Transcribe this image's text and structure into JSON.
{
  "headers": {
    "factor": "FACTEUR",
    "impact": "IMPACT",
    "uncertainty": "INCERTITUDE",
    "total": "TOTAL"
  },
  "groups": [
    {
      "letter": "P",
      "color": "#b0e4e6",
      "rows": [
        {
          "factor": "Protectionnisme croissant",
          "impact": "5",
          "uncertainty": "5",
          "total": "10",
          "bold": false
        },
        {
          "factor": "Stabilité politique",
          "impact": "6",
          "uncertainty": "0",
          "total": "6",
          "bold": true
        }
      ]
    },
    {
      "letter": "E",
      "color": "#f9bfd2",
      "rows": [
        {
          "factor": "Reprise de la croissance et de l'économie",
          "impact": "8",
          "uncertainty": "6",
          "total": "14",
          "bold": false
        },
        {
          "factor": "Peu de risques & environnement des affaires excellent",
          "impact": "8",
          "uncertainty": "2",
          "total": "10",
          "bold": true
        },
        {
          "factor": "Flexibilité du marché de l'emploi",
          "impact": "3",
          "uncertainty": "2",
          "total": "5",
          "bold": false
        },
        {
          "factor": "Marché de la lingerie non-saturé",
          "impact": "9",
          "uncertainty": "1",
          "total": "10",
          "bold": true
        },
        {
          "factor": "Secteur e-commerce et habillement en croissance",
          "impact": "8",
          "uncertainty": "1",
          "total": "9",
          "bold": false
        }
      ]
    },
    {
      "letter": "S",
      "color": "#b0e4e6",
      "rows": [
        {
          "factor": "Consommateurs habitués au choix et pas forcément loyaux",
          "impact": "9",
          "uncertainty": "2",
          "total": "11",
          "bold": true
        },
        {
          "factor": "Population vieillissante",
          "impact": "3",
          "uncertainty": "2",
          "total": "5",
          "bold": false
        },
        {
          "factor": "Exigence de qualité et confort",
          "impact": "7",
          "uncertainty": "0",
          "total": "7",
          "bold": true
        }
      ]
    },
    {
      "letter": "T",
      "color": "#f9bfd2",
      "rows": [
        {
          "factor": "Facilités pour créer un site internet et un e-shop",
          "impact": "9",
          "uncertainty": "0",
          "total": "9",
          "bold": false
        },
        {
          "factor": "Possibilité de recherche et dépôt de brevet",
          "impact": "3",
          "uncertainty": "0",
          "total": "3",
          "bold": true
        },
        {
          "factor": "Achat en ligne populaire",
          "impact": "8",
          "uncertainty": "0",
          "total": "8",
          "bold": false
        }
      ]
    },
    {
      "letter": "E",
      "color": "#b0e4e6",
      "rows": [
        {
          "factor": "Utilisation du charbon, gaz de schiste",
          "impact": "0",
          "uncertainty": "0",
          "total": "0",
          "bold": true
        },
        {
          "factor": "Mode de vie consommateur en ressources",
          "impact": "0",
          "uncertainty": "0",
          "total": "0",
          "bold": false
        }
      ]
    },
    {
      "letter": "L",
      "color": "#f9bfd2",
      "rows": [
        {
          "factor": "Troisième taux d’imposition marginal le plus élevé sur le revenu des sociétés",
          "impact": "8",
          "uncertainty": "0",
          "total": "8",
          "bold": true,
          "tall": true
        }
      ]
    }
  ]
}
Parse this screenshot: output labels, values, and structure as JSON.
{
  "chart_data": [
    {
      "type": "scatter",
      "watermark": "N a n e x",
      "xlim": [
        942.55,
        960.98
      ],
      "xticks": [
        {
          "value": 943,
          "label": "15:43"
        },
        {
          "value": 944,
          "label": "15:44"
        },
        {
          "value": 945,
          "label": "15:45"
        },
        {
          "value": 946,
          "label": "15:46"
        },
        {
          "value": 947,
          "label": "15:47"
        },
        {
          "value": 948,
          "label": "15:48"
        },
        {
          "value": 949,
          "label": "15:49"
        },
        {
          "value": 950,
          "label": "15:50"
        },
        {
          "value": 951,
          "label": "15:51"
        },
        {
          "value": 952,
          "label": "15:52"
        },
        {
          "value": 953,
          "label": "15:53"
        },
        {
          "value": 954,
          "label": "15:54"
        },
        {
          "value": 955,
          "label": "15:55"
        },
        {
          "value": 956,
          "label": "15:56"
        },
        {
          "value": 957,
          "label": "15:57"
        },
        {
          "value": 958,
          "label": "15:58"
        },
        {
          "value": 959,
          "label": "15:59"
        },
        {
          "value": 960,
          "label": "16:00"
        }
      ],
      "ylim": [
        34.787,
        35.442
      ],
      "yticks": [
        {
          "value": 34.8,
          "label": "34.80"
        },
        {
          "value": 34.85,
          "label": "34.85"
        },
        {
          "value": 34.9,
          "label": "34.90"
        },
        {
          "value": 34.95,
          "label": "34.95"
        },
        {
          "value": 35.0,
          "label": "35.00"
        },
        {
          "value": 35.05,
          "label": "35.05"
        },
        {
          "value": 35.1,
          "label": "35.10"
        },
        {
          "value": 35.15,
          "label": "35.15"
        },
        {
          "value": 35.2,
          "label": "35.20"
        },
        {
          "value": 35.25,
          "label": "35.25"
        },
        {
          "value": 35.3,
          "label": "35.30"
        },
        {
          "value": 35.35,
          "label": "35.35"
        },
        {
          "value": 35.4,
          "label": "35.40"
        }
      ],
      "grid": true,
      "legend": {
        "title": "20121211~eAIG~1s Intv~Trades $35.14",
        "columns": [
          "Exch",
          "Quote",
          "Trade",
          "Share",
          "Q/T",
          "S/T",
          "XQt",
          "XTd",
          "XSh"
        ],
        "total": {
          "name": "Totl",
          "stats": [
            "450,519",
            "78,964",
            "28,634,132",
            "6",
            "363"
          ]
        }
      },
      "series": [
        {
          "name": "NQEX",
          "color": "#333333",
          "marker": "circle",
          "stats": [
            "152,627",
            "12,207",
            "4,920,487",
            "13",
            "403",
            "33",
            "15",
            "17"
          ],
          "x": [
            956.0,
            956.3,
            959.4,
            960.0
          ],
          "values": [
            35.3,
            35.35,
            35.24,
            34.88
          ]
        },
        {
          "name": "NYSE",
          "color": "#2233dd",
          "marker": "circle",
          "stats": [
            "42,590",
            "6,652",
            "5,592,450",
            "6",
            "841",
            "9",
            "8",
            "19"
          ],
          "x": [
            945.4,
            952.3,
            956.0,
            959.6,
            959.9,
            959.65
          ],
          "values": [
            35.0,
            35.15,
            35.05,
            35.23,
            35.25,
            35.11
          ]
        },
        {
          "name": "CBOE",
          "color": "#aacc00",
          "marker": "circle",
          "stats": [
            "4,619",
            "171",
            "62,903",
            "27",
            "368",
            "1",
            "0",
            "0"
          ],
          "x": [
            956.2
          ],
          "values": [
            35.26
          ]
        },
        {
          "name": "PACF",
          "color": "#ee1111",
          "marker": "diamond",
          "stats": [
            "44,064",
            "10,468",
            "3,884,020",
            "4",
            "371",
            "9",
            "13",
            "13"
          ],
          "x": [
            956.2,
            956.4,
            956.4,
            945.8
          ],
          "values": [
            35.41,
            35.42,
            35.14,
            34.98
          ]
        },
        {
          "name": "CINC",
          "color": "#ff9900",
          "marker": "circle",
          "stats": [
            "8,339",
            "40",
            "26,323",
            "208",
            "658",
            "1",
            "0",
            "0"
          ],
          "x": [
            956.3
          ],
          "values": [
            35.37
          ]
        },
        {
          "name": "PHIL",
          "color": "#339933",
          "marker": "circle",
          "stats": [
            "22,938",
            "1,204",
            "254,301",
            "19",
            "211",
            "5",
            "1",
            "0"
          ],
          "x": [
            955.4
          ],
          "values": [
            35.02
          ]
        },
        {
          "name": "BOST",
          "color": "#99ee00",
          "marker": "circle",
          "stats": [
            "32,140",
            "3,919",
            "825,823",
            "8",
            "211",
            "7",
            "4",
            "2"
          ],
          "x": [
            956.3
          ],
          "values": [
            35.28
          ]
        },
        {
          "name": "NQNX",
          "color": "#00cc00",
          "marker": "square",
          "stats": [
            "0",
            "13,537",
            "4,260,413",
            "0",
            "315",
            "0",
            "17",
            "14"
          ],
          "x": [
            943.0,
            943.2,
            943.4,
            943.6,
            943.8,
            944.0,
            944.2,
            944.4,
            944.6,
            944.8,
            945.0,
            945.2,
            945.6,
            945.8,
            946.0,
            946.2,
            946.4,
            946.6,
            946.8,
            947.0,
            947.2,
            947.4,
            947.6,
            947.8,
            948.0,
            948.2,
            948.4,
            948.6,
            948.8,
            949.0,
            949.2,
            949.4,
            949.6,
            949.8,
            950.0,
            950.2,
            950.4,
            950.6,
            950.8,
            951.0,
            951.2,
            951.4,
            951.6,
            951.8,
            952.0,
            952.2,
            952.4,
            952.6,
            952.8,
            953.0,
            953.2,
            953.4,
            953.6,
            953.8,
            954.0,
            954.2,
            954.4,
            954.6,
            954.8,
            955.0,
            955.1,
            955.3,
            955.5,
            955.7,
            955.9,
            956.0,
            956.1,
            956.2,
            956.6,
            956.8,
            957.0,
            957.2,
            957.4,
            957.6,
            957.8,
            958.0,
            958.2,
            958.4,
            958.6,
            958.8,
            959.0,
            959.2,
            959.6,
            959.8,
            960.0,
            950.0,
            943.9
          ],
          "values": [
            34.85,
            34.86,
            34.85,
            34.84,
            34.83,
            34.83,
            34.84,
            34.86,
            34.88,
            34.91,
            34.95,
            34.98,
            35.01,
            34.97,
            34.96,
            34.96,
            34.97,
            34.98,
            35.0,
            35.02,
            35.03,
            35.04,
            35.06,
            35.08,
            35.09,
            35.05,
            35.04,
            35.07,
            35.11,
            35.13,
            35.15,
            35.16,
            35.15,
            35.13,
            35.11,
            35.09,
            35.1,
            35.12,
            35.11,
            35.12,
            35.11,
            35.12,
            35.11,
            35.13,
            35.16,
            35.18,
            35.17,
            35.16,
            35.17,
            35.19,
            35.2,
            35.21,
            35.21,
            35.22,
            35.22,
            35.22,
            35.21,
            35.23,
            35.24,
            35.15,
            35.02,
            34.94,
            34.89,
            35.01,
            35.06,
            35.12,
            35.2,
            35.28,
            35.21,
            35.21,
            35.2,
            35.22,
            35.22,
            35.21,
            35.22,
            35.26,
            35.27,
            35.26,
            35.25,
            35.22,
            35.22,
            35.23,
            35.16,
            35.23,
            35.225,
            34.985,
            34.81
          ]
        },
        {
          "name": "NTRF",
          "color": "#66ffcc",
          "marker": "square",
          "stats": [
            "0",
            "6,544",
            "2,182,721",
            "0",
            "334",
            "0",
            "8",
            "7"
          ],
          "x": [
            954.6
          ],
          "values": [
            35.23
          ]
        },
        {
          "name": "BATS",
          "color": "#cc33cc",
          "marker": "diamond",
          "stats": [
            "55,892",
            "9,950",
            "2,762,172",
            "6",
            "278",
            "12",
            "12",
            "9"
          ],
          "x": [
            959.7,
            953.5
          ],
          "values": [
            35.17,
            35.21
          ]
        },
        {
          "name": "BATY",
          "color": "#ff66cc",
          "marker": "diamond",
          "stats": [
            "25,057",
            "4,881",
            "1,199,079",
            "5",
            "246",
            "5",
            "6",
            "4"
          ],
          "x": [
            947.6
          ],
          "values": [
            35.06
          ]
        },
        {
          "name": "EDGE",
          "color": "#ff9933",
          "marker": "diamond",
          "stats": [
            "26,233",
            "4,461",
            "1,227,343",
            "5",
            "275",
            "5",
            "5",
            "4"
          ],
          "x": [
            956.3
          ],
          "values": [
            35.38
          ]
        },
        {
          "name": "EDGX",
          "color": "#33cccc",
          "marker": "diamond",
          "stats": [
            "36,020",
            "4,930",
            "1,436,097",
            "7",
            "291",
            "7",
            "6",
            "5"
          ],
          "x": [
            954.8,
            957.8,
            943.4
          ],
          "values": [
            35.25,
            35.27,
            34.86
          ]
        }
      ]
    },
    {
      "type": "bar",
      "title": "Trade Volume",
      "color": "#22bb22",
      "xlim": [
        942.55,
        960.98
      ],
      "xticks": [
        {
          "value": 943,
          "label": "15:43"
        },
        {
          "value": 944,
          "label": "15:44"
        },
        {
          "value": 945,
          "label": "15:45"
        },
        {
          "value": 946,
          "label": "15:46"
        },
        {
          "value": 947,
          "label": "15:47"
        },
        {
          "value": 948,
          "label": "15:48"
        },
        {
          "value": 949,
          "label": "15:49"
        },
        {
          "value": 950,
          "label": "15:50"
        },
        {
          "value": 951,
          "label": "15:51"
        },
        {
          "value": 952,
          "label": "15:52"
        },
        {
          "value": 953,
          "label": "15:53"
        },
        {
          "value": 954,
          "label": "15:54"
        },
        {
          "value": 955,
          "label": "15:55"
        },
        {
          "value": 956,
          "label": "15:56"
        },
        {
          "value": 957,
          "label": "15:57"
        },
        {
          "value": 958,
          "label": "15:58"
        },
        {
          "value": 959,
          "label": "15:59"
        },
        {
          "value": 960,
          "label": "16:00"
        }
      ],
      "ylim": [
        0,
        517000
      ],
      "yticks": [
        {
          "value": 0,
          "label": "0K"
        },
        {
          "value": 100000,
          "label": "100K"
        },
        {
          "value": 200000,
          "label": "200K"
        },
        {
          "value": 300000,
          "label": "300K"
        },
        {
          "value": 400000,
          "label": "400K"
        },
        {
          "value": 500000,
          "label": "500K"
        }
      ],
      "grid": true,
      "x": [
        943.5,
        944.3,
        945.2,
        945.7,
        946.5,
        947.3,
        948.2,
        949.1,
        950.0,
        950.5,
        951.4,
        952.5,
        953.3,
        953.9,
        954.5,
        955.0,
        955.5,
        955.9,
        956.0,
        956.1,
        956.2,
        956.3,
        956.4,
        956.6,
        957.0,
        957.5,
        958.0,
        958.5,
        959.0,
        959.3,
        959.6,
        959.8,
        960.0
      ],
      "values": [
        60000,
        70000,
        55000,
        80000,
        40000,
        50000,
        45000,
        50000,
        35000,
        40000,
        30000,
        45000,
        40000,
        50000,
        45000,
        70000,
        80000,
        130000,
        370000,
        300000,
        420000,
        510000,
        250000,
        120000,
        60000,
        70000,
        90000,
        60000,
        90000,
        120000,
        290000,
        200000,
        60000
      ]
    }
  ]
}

--

__Instructions to follow__:
Report back each line of the entries that holds the string "structure".

__Expected answer__:
Transcribe this image's text and structure into JSON.
Parse this screenshot: output labels, values, and structure as JSON.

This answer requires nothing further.